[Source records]
---

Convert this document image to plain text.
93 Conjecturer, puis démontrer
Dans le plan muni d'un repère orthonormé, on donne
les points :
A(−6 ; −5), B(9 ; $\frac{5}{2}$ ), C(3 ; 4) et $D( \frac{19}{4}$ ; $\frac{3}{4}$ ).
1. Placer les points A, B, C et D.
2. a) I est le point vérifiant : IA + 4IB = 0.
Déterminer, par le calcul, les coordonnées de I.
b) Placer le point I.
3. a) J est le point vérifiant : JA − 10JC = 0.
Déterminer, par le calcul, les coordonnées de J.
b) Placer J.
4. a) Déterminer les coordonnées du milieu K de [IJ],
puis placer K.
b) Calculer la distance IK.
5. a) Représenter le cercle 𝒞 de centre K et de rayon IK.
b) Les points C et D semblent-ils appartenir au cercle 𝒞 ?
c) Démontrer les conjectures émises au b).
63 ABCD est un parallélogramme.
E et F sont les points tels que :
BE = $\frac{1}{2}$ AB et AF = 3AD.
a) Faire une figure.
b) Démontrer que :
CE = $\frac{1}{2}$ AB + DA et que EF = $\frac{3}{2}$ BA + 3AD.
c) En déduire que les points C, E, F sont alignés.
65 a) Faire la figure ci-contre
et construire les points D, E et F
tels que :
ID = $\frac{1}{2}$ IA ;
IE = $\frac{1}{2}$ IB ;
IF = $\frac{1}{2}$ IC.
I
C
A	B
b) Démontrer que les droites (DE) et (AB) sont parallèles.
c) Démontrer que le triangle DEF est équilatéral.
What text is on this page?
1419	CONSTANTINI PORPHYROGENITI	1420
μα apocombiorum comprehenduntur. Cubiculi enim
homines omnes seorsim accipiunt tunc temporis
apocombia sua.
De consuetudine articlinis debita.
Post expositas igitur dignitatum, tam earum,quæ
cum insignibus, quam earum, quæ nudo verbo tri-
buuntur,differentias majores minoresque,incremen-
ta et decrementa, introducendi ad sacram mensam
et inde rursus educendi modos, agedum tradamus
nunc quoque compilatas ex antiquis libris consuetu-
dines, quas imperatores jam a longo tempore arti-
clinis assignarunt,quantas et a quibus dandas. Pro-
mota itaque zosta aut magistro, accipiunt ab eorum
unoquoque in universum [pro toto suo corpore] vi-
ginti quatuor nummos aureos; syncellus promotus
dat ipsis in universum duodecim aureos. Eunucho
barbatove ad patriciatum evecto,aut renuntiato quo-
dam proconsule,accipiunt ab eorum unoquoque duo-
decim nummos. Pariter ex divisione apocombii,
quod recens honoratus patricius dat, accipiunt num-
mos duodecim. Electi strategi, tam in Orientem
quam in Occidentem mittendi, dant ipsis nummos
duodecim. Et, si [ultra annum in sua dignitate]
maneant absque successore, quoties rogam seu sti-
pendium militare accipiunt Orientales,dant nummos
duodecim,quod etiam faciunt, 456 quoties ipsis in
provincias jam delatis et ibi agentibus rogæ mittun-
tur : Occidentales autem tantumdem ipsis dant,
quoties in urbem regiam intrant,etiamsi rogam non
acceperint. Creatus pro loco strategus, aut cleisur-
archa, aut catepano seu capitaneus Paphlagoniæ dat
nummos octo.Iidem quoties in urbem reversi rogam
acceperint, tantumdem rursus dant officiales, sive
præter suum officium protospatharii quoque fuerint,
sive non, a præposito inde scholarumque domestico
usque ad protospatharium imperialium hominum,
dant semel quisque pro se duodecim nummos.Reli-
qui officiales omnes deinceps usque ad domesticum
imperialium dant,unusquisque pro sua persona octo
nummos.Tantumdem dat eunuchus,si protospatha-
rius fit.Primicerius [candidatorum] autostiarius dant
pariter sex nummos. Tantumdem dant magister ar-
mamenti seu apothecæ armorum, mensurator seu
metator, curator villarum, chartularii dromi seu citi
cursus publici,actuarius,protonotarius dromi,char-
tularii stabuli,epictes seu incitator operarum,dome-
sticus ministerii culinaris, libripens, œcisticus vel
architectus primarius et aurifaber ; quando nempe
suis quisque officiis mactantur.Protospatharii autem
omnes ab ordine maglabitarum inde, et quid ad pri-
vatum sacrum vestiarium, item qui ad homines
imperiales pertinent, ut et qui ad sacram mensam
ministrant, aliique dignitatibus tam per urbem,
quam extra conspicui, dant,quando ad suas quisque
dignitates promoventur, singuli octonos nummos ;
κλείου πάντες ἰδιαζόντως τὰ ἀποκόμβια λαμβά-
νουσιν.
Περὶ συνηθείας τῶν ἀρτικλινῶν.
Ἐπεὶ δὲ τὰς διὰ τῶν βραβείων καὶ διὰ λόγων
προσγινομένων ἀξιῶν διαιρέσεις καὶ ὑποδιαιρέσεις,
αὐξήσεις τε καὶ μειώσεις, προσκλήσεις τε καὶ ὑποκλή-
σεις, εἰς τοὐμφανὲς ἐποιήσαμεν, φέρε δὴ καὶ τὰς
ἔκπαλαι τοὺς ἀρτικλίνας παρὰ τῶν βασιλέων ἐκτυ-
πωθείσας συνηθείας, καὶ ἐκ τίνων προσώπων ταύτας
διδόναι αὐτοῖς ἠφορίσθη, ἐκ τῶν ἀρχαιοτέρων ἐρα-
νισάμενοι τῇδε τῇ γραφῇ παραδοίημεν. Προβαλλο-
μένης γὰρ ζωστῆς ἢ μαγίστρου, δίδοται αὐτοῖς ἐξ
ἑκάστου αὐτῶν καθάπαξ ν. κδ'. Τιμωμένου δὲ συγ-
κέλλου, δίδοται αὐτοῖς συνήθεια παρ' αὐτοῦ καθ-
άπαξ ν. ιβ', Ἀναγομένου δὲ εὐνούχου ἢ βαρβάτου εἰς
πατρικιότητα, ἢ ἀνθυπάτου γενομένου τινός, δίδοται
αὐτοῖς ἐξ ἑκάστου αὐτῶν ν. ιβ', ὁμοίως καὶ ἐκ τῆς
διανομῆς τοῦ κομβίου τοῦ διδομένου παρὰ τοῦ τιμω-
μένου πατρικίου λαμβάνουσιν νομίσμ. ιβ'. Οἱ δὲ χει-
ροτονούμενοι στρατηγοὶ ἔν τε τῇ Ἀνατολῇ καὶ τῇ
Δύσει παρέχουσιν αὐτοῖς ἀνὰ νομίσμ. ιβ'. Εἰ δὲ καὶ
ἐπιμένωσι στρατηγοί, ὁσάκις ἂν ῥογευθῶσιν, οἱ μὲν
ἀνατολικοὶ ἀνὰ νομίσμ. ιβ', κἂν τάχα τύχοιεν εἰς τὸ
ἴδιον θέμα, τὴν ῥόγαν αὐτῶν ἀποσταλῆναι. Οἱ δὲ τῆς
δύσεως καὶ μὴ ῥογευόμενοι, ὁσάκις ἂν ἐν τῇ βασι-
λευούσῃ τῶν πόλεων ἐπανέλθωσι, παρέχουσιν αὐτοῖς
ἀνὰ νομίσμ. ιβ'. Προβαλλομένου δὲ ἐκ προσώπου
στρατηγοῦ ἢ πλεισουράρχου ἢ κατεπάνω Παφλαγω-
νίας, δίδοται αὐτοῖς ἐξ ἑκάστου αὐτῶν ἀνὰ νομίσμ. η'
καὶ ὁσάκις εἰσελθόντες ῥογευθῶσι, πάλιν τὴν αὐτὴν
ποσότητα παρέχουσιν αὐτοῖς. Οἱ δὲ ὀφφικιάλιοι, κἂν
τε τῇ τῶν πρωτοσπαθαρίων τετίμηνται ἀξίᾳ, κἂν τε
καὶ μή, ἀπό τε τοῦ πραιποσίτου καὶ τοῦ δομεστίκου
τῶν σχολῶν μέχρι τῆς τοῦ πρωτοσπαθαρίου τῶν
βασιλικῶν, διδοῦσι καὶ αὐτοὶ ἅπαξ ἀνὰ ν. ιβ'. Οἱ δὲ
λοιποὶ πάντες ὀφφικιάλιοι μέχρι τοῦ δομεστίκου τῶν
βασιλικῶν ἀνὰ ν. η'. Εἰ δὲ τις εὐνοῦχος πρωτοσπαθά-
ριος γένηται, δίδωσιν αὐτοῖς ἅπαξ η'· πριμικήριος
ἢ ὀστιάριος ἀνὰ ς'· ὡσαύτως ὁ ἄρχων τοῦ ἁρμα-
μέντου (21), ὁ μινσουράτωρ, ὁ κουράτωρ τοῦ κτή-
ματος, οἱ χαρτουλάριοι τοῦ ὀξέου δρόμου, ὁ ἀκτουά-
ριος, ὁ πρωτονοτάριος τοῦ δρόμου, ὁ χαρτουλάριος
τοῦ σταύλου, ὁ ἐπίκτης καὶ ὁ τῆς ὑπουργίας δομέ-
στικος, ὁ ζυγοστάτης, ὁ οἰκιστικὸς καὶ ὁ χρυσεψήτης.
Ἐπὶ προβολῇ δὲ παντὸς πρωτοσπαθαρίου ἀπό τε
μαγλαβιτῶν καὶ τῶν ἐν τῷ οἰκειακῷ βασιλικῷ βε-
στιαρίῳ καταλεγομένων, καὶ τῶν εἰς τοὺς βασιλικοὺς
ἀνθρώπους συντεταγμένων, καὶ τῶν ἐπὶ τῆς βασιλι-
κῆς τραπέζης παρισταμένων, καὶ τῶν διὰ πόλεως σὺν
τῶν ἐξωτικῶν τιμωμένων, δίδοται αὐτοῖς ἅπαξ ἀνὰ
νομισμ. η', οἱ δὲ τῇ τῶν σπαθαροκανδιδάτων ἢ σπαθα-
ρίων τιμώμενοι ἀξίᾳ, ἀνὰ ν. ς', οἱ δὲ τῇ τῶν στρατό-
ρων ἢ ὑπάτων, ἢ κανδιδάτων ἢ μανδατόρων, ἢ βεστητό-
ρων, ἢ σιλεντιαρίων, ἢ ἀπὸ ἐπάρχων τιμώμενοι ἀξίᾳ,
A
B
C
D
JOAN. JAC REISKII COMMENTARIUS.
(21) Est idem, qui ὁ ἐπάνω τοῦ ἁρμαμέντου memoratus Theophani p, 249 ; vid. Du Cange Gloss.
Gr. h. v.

---

▶ [Problem description]
Copy each line above that contains the string "μέχρι".

▶ [Solution for this exercise]
τῶν σχολῶν μέχρι τῆς τοῦ πρωτοσπαθαρίου τῶν
λοιποὶ πάντες ὀφφικιάλιοι μέχρι τοῦ δομεστίκου τῶν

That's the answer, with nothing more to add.